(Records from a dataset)
⟨
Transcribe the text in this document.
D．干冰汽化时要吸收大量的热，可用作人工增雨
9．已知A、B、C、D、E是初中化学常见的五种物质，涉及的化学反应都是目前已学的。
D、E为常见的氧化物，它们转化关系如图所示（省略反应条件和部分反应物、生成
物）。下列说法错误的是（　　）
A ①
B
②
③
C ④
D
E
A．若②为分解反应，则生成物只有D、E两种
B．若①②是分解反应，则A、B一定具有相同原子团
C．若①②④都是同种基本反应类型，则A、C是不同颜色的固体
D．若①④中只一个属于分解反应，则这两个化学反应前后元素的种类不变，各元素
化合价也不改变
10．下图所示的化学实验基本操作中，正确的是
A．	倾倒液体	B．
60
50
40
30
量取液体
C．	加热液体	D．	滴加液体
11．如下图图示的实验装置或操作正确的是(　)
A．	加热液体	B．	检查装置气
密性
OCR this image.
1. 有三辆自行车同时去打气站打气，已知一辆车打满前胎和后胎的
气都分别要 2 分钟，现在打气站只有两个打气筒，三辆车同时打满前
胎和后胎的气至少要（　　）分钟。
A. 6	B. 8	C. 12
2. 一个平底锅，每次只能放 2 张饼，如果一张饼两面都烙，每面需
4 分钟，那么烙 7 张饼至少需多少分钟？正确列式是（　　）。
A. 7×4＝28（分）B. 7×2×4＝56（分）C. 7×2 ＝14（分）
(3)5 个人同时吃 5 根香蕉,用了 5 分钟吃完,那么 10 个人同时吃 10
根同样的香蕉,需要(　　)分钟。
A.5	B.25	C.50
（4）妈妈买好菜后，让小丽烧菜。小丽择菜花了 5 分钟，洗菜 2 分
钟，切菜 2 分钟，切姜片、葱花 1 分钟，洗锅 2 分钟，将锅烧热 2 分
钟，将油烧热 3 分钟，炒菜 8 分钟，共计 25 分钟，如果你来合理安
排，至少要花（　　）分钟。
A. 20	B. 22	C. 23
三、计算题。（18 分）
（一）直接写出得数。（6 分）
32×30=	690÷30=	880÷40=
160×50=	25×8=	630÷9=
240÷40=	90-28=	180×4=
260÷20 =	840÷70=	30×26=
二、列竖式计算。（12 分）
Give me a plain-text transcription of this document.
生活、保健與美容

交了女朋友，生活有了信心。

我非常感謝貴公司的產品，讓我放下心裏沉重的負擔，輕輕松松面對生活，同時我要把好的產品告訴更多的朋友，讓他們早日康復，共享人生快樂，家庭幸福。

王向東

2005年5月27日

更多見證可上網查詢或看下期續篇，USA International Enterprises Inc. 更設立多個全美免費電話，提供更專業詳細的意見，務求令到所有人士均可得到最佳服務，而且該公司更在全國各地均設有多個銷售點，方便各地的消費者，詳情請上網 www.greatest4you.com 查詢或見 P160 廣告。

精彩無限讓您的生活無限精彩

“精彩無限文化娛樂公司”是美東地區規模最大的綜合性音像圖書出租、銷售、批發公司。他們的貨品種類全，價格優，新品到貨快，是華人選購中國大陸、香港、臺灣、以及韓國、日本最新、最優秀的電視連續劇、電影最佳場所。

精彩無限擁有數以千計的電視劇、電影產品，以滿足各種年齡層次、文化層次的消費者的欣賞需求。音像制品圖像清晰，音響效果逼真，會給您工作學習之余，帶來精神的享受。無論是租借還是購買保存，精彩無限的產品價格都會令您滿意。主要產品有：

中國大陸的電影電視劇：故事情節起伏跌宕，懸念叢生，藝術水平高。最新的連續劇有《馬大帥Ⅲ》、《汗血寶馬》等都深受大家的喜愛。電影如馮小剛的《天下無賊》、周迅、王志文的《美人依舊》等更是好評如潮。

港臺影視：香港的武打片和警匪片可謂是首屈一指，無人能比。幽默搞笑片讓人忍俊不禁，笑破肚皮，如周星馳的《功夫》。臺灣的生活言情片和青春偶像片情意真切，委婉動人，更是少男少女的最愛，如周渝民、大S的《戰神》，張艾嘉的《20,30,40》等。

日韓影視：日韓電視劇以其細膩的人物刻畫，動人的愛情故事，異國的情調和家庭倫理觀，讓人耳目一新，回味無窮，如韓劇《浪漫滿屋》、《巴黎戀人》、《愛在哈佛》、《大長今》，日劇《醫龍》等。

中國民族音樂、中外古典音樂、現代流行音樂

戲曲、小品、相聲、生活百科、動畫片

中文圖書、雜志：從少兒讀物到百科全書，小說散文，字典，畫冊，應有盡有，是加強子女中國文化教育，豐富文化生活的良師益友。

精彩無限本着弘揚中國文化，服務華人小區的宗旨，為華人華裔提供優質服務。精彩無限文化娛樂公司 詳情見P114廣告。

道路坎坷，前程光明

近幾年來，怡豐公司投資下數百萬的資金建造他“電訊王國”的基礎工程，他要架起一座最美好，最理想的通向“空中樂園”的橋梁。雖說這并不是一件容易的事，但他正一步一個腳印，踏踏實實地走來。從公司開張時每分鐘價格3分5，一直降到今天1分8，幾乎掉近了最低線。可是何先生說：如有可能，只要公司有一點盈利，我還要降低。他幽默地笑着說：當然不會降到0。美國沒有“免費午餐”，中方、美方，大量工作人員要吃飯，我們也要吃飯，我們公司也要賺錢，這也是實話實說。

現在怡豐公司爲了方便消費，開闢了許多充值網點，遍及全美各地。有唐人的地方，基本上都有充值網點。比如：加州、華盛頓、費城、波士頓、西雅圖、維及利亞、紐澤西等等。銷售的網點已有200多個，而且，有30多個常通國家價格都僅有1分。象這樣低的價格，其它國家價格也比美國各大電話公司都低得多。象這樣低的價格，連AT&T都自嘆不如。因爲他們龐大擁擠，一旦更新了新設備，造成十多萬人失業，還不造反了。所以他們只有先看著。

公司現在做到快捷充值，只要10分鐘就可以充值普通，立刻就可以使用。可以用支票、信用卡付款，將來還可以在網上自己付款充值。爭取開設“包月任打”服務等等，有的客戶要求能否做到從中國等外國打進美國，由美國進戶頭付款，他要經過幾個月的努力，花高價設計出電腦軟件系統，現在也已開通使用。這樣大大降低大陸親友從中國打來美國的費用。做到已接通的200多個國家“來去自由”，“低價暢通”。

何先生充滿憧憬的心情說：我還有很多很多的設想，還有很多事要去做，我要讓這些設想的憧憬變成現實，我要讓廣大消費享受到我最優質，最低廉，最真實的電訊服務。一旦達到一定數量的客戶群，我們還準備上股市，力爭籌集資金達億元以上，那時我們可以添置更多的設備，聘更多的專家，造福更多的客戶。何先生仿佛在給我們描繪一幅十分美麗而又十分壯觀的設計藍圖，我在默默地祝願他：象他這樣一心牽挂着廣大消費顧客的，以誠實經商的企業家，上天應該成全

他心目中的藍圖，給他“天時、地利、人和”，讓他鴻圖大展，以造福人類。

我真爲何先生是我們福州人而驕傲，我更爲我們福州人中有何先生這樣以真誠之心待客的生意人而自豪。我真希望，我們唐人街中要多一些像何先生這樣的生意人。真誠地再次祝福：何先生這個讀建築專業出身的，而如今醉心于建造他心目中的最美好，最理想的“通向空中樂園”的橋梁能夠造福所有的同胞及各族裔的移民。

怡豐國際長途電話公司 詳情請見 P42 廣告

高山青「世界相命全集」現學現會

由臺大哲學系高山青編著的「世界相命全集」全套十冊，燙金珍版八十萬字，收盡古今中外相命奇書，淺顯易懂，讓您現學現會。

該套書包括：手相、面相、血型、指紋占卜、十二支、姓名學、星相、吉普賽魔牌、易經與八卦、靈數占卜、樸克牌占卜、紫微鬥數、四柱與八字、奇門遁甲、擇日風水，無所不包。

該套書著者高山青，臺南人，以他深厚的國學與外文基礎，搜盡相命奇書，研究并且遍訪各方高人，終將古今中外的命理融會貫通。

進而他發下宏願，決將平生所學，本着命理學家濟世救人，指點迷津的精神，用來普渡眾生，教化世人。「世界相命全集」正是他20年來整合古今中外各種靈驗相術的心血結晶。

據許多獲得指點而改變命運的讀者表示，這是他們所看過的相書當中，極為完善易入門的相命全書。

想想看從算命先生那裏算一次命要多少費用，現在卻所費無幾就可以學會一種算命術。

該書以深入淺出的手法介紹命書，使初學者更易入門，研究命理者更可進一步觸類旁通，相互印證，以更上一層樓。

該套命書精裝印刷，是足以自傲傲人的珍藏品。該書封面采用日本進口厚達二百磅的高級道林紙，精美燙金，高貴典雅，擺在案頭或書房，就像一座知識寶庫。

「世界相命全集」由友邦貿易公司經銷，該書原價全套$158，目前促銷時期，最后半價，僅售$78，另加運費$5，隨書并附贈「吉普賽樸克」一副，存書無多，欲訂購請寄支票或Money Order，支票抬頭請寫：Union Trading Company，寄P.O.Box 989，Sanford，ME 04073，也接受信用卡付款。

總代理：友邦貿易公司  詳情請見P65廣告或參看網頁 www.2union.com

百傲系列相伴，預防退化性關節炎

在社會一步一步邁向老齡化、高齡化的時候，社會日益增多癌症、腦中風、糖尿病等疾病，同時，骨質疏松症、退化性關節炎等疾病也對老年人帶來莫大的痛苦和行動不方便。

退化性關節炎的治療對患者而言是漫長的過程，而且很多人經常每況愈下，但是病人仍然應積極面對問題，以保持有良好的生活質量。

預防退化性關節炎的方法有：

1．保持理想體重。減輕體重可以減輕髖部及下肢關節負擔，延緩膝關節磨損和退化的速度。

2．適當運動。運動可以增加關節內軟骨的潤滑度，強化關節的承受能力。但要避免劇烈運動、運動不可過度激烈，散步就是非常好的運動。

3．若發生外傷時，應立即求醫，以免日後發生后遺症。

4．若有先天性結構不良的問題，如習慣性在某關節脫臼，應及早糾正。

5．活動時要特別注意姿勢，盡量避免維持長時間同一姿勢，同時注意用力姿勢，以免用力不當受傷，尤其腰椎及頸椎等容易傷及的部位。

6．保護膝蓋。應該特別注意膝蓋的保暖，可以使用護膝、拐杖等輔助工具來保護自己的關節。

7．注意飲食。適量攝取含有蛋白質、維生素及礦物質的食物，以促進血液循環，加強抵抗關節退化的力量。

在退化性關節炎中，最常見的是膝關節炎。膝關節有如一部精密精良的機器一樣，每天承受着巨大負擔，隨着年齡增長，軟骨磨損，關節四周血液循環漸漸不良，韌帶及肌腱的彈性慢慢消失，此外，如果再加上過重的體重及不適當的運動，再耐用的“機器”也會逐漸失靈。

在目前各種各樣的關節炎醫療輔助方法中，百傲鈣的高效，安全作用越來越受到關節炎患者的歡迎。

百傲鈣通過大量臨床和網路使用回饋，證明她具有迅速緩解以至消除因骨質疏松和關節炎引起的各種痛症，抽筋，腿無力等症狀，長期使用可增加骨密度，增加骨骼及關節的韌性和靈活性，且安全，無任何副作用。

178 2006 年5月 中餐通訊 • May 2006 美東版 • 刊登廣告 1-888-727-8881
⟩
The request — Copy out every line holding the string "text".

Response to this task —
Transcribe the text in this document.
Give me a plain-text transcription of this document.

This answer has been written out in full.